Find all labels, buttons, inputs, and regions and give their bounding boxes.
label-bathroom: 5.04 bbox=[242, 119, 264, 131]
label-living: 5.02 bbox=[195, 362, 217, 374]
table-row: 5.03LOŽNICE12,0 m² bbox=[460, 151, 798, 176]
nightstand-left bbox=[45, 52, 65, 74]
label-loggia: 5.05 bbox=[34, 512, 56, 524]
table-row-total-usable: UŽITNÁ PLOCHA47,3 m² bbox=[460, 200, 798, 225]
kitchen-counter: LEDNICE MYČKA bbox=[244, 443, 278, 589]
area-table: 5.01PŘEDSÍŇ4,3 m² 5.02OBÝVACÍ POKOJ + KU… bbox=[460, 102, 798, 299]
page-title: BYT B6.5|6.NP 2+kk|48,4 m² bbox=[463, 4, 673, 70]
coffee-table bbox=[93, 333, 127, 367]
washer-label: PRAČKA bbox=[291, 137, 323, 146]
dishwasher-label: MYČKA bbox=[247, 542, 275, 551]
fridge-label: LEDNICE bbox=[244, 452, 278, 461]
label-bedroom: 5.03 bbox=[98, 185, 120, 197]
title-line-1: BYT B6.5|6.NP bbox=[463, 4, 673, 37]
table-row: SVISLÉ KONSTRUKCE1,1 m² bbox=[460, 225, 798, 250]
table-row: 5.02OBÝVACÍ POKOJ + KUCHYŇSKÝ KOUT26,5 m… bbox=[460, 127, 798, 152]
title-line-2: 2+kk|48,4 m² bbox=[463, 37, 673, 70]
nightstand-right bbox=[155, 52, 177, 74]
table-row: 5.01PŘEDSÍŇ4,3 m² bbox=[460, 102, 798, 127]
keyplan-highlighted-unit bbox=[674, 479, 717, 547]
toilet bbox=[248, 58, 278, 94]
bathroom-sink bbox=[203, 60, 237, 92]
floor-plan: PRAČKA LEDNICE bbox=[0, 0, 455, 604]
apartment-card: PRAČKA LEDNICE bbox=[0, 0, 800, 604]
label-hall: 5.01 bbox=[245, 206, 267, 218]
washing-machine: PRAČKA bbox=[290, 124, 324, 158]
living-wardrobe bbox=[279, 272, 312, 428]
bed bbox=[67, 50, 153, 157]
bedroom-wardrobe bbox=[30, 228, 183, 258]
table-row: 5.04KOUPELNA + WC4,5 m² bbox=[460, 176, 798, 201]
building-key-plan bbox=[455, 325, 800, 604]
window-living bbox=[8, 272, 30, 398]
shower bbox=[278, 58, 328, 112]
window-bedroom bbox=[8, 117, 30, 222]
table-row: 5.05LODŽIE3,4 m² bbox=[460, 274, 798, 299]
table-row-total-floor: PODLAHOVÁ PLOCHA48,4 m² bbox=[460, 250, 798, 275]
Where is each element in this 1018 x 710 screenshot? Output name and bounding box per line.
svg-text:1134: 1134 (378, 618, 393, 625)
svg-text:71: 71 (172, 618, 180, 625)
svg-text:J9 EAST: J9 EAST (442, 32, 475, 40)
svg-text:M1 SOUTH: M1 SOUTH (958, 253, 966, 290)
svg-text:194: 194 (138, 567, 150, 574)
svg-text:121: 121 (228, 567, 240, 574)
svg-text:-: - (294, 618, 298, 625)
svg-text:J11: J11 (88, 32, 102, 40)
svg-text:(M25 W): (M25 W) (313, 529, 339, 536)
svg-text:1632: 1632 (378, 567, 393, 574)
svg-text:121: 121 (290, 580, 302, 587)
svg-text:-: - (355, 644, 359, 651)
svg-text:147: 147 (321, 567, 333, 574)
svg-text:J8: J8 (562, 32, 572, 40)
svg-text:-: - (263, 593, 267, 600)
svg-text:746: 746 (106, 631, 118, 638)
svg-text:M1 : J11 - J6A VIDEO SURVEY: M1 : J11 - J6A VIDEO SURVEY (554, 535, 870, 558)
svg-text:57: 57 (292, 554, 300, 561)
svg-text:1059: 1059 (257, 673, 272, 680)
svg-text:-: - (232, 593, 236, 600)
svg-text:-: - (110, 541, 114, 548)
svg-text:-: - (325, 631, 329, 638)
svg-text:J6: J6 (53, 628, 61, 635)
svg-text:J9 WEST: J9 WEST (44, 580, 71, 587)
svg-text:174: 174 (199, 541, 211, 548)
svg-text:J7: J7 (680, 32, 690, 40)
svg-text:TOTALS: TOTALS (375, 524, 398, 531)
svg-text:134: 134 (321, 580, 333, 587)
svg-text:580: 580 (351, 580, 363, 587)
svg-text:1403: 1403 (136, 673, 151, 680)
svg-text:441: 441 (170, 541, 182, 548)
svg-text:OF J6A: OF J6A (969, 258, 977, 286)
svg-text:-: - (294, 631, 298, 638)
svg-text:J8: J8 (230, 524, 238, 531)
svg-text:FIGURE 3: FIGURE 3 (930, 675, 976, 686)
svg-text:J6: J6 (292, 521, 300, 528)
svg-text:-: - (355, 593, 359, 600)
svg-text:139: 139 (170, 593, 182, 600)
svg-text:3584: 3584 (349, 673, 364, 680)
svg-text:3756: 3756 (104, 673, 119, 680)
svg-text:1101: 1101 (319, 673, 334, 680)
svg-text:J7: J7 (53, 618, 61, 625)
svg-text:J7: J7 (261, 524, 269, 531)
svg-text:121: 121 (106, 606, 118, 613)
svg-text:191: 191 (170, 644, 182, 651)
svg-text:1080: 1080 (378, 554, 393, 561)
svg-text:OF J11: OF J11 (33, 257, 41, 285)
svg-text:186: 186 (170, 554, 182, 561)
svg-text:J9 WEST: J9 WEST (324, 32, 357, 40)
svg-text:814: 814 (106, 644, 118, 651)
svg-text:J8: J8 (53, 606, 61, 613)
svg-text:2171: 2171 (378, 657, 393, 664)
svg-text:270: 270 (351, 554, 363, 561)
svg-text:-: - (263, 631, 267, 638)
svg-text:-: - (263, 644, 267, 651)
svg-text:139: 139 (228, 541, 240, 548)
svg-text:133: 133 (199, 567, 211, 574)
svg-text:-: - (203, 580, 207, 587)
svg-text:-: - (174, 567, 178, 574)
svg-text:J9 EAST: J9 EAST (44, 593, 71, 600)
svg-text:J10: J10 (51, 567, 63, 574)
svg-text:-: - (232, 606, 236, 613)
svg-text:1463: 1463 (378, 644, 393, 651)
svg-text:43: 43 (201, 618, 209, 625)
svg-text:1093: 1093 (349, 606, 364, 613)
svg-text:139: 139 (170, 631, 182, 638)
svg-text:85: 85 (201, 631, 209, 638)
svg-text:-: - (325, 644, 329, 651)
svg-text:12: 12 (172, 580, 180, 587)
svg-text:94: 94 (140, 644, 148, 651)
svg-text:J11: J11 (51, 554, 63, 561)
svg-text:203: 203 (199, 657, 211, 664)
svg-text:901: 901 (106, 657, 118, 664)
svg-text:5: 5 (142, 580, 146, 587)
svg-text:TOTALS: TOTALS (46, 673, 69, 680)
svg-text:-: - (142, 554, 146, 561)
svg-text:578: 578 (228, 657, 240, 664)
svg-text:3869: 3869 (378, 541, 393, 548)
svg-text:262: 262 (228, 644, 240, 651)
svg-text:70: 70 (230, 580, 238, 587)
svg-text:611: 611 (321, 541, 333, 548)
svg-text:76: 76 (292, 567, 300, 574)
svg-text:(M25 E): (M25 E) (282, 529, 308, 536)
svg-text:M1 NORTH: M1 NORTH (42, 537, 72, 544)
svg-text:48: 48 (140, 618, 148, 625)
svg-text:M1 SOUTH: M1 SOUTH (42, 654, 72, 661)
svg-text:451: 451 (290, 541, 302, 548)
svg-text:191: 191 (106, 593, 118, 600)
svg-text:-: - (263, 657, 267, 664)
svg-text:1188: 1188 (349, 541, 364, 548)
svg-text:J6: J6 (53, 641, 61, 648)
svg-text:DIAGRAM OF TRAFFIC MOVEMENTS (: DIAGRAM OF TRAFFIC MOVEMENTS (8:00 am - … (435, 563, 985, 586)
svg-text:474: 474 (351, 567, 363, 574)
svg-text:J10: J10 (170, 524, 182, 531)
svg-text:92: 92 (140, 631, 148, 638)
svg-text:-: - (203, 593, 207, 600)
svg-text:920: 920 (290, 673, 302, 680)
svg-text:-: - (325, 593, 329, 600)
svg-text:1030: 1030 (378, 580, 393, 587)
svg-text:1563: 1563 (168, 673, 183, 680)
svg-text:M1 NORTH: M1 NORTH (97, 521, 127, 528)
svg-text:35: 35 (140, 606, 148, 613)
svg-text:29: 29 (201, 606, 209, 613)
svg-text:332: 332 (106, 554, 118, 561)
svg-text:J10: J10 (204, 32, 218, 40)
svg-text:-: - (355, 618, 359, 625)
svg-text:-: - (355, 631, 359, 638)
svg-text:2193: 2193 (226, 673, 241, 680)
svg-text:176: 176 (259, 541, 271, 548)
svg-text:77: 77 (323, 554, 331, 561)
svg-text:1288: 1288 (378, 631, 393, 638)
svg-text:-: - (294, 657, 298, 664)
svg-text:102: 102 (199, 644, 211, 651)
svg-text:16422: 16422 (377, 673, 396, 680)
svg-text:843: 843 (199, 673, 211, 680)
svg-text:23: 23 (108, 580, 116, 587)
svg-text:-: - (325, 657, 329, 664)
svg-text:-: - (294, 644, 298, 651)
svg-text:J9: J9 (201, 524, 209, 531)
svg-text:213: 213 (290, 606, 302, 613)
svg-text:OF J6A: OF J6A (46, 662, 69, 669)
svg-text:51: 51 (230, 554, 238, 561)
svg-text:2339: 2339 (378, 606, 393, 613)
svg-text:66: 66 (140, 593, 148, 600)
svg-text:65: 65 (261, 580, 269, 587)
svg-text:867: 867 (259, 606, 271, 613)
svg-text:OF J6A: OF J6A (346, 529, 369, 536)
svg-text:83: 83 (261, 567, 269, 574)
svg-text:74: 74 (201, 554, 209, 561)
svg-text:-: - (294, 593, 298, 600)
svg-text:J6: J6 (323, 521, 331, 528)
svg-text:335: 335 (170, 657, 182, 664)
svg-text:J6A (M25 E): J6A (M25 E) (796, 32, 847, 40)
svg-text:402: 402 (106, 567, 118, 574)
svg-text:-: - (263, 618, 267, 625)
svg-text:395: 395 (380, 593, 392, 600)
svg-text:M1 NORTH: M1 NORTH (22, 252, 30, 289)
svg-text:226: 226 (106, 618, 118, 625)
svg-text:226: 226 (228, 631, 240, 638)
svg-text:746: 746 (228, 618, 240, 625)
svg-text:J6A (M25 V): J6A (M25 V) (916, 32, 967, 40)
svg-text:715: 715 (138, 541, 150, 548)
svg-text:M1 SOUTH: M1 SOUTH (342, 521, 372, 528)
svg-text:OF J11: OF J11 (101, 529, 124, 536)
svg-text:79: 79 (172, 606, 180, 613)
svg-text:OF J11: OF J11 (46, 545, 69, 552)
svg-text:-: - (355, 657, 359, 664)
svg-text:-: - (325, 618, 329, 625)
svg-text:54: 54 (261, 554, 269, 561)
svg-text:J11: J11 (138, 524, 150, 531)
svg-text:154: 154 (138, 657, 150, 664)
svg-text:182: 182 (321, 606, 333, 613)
#####
WHAT TO DO:
Take the items from the first line through the line that contains "kitchen-counter: LEDNICE MYČKA", swap "loggia" for "balcony", and return only those lines with nothing else altered.

ANSWER BELOW:
Find all labels, buttons, inputs, and regions and give their bounding boxes.
label-bathroom: 5.04 bbox=[242, 119, 264, 131]
label-living: 5.02 bbox=[195, 362, 217, 374]
table-row: 5.03LOŽNICE12,0 m² bbox=[460, 151, 798, 176]
nightstand-left bbox=[45, 52, 65, 74]
label-balcony: 5.05 bbox=[34, 512, 56, 524]
table-row-total-usable: UŽITNÁ PLOCHA47,3 m² bbox=[460, 200, 798, 225]
kitchen-counter: LEDNICE MYČKA bbox=[244, 443, 278, 589]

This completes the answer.